### [Direction]
Without altering anything, output the material below.

### [Materials provided]

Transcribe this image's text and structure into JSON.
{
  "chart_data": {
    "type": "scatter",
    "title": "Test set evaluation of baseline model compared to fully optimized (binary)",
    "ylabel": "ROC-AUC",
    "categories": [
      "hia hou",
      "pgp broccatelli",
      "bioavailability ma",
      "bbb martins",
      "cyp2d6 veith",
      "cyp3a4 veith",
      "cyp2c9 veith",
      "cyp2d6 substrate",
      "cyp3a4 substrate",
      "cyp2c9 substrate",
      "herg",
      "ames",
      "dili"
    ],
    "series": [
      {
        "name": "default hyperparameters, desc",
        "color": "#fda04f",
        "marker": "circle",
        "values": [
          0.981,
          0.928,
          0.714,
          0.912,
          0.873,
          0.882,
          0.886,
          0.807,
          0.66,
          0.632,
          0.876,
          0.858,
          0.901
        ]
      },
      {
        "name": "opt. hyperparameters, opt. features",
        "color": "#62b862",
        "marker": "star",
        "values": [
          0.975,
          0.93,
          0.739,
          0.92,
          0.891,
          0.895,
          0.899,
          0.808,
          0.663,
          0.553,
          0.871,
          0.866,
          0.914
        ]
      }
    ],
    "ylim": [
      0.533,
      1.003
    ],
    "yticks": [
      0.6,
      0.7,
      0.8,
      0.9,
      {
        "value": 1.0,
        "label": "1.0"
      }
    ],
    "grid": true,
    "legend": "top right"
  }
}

### [Response to the exercise]
Transcribe this image's text and structure into JSON.
{
  "chart_data": {
    "type": "scatter",
    "title": "Test set evaluation of baseline model compared to fully optimized (binary)",
    "ylabel": "ROC-AUC",
    "categories": [
      "hia hou",
      "pgp broccatelli",
      "bioavailability ma",
      "bbb martins",
      "cyp2d6 veith",
      "cyp3a4 veith",
      "cyp2c9 veith",
      "cyp2d6 substrate",
      "cyp3a4 substrate",
      "cyp2c9 substrate",
      "herg",
      "ames",
      "dili"
    ],
    "series": [
      {
        "name": "default hyperparameters, desc",
        "color": "#fda04f",
        "marker": "circle",
        "values": [
          0.981,
          0.928,
          0.714,
          0.912,
          0.873,
          0.882,
          0.886,
          0.807,
          0.66,
          0.632,
          0.876,
          0.858,
          0.901
        ]
      },
      {
        "name": "opt. hyperparameters, opt. features",
        "color": "#62b862",
        "marker": "star",
        "values": [
          0.975,
          0.93,
          0.739,
          0.92,
          0.891,
          0.895,
          0.899,
          0.808,
          0.663,
          0.553,
          0.871,
          0.866,
          0.914
        ]
      }
    ],
    "ylim": [
      0.533,
      1.003
    ],
    "yticks": [
      0.6,
      0.7,
      0.8,
      0.9,
      {
        "value": 1.0,
        "label": "1.0"
      }
    ],
    "grid": true,
    "legend": "top right"
  }
}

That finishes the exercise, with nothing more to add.